■ **SUPPLIED INFORMATION**
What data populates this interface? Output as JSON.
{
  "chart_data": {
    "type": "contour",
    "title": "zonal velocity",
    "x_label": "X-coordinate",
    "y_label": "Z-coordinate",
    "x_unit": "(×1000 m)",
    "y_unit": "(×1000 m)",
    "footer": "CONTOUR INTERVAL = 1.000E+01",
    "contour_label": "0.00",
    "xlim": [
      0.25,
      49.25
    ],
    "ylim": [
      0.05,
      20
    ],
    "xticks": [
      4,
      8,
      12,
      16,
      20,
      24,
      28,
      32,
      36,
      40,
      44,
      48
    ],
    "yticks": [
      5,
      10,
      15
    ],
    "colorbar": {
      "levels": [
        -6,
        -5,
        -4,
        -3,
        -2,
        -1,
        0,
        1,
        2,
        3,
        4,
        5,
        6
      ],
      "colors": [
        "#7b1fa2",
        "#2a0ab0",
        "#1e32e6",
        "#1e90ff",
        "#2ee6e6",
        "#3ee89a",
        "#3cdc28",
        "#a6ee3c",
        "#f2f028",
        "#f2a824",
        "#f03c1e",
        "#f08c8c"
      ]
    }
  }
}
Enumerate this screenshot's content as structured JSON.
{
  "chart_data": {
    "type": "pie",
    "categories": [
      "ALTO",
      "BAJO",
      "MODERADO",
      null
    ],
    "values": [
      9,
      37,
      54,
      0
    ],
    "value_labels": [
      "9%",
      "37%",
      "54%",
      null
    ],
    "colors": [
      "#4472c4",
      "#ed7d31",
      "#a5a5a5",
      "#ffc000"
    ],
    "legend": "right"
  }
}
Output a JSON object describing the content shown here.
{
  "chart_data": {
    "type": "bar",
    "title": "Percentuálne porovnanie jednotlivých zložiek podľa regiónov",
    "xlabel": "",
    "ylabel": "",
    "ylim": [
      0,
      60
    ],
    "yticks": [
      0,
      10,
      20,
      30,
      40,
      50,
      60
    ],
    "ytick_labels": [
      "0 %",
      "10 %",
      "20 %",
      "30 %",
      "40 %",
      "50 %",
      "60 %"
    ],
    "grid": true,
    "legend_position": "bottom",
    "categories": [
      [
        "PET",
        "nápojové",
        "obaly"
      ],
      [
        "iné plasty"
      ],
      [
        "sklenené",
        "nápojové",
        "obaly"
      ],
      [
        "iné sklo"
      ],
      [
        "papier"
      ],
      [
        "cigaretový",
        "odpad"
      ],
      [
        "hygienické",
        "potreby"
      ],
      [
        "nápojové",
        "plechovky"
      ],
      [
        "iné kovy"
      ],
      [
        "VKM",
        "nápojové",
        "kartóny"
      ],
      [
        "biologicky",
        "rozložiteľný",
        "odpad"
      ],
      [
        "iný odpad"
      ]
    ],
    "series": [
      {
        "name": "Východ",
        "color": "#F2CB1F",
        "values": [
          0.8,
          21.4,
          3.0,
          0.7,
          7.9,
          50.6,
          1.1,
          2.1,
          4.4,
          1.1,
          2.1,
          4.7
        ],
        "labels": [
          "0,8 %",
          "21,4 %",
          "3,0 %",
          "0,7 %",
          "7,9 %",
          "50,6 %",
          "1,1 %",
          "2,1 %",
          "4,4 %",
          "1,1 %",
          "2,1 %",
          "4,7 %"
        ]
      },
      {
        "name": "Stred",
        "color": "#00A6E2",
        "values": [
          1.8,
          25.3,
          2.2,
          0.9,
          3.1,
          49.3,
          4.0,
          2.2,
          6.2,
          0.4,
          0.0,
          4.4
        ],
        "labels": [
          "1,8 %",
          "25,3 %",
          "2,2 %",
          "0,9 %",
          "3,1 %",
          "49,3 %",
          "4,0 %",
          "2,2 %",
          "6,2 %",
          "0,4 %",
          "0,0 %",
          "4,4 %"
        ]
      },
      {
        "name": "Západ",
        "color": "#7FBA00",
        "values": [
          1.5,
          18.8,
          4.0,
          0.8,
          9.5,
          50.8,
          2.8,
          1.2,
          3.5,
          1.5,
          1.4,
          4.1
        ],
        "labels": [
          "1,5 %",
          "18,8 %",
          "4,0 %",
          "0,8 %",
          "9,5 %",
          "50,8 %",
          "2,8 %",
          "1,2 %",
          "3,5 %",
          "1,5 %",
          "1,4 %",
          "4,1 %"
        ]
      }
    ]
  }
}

■ **TASK TO CARRY OUT**
Copy every line of the data that holds the string "coordinate".

■ **PROBLEM SOLUTION**
    "x_label": "X-coordinate",
    "y_label": "Z-coordinate",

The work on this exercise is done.